■ **Job**:
Which lines have the string "Bérlet"? Copy all of them from the entries below.

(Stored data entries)
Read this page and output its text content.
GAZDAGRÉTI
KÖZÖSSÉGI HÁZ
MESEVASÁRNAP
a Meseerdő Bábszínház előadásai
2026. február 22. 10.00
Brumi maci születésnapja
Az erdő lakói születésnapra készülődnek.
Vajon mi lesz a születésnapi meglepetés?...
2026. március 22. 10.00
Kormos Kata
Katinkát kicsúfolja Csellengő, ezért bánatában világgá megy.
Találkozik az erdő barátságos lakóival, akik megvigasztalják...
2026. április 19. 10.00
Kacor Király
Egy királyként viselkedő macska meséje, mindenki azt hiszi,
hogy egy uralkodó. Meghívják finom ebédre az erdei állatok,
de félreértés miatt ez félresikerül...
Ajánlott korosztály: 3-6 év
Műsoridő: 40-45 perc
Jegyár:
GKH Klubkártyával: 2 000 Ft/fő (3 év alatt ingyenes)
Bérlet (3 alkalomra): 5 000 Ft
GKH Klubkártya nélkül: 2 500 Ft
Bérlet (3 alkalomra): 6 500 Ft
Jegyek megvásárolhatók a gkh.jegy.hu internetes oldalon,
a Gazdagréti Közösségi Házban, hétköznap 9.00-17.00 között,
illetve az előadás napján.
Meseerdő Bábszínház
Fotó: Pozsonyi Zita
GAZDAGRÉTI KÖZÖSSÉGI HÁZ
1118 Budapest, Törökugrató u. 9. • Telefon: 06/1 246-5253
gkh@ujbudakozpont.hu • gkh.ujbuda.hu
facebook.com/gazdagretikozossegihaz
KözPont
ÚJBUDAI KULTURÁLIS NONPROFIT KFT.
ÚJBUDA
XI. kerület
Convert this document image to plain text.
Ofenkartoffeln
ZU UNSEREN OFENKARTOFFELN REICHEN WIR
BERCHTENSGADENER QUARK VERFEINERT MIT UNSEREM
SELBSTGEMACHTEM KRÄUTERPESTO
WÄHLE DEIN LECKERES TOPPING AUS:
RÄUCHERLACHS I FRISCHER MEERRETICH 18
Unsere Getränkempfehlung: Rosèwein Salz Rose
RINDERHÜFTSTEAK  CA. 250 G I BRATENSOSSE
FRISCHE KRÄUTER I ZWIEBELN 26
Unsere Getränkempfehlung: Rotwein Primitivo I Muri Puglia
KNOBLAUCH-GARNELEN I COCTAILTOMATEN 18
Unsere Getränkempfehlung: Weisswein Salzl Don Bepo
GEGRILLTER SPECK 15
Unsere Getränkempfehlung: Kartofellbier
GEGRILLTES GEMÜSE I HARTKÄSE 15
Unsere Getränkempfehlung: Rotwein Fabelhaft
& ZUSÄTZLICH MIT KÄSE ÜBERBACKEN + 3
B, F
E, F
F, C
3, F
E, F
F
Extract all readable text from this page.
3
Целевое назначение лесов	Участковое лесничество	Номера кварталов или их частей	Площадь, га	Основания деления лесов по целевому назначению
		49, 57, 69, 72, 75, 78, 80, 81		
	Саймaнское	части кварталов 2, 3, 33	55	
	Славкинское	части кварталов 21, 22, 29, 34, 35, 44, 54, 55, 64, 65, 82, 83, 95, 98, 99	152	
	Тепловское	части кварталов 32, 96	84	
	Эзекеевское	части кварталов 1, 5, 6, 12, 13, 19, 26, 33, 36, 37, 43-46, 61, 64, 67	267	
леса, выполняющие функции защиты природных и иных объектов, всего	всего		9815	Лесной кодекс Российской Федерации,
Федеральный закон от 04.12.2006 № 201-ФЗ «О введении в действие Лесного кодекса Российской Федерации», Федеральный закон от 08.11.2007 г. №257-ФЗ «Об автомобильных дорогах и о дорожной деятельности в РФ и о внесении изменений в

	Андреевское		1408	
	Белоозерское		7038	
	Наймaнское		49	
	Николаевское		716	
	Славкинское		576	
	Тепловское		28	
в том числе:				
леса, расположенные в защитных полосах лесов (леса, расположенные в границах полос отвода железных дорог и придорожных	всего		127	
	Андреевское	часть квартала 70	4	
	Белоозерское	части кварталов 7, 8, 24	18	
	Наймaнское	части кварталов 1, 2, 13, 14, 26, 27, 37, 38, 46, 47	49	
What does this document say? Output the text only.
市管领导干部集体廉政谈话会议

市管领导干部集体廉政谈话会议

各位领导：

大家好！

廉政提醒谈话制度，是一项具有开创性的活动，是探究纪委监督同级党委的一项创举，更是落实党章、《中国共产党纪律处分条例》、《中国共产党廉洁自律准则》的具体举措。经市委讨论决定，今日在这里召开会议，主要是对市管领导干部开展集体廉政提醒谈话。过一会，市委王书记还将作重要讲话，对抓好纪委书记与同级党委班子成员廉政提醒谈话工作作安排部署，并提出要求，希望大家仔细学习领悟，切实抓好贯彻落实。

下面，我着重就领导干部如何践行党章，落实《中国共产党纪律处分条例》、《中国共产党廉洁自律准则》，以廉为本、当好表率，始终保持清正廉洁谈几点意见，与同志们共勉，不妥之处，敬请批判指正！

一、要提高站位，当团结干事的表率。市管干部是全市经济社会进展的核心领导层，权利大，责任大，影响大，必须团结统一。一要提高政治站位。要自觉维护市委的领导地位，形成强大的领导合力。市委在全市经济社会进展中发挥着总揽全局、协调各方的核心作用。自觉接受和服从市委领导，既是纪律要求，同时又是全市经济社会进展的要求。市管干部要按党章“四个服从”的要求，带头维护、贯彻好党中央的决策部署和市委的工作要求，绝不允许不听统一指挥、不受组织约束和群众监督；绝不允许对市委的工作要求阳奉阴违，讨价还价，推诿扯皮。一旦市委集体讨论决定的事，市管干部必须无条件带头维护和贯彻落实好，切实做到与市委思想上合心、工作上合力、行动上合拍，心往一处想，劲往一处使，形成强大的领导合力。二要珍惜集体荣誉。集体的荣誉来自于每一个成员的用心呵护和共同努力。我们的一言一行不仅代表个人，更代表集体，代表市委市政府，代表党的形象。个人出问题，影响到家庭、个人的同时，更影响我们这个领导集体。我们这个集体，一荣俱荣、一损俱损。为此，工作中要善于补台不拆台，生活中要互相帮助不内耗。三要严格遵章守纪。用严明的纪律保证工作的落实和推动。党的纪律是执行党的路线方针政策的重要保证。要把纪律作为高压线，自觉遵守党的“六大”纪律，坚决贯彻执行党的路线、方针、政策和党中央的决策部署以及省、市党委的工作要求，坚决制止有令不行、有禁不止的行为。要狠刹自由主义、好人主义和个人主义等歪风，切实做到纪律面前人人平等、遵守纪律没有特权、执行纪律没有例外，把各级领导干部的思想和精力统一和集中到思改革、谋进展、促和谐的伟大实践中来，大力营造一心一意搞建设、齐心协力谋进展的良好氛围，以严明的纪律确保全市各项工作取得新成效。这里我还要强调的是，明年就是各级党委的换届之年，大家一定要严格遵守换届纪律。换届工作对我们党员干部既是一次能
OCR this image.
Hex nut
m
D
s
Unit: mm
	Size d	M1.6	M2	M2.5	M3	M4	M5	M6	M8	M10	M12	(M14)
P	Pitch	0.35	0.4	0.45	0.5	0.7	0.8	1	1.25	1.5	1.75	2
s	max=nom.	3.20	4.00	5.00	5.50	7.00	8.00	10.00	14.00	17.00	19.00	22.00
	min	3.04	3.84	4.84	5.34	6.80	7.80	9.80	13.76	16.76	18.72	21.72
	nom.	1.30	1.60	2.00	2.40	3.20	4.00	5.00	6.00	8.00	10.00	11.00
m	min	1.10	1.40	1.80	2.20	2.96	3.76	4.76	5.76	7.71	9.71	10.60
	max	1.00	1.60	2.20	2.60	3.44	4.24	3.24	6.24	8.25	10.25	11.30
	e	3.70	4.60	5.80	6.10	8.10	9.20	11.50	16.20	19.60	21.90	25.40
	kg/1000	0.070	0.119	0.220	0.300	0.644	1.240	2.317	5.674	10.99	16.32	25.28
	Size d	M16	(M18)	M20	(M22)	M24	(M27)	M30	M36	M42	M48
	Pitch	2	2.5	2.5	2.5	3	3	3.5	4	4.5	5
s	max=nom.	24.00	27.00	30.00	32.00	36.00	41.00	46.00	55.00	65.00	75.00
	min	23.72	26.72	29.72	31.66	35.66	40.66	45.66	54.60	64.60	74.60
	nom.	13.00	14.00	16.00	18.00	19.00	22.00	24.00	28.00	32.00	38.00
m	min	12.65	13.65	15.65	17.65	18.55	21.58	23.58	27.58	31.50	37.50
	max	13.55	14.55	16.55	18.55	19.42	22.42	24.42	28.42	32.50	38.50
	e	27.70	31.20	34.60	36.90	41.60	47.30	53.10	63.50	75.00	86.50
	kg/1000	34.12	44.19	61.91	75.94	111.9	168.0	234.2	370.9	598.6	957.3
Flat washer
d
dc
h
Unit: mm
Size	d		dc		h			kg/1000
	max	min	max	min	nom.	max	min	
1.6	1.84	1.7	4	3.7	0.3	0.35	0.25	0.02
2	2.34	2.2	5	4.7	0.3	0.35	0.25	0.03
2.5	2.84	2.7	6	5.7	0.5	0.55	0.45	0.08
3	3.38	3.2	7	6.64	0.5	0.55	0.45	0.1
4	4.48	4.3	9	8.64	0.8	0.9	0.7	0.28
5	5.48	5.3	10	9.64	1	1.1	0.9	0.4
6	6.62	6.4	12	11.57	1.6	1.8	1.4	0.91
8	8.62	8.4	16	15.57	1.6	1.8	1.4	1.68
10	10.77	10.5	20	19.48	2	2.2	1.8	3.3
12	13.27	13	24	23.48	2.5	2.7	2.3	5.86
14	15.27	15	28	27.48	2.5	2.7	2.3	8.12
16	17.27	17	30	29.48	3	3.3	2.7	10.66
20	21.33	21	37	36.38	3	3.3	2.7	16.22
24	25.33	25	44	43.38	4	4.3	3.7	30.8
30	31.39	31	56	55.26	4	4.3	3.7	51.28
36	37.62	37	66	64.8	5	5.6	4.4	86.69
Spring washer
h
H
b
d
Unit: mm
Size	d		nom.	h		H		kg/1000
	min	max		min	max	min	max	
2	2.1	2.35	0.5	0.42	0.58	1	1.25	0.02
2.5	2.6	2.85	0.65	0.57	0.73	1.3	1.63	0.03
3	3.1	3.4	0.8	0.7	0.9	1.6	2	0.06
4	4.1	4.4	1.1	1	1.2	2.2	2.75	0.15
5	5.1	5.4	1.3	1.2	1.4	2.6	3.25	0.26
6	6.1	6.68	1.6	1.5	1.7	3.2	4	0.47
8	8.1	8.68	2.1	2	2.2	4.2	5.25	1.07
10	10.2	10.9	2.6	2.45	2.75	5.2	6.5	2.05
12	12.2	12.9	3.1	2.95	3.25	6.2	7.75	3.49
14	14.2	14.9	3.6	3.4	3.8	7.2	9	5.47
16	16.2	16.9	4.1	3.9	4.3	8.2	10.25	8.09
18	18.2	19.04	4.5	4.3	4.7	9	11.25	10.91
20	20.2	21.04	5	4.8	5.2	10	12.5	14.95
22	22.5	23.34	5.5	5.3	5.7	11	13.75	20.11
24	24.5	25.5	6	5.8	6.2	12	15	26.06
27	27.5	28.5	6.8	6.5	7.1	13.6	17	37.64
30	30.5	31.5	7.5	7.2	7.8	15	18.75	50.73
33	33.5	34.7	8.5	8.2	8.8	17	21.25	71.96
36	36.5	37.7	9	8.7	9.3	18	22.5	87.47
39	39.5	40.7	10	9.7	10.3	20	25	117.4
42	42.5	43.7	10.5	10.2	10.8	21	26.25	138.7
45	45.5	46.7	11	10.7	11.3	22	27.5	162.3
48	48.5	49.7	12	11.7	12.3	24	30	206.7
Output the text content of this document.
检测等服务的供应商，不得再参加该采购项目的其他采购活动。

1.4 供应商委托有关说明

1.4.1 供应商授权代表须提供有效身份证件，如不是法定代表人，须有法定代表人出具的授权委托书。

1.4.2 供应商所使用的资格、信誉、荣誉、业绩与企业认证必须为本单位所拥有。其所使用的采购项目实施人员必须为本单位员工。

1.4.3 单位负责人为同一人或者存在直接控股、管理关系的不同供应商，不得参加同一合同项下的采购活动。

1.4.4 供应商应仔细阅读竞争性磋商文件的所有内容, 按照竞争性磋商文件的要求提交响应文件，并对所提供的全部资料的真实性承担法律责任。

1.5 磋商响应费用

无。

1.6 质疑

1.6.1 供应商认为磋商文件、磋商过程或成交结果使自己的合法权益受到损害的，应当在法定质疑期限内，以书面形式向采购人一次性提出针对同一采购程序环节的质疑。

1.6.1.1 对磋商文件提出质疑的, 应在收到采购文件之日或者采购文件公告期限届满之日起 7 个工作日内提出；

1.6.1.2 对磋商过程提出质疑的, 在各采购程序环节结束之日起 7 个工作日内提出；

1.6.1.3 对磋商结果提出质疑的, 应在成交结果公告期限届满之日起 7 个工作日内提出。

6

■ **Solution to the problem**:
Bérlet (3 alkalomra): 5 000 Ft
Bérlet (3 alkalomra): 6 500 Ft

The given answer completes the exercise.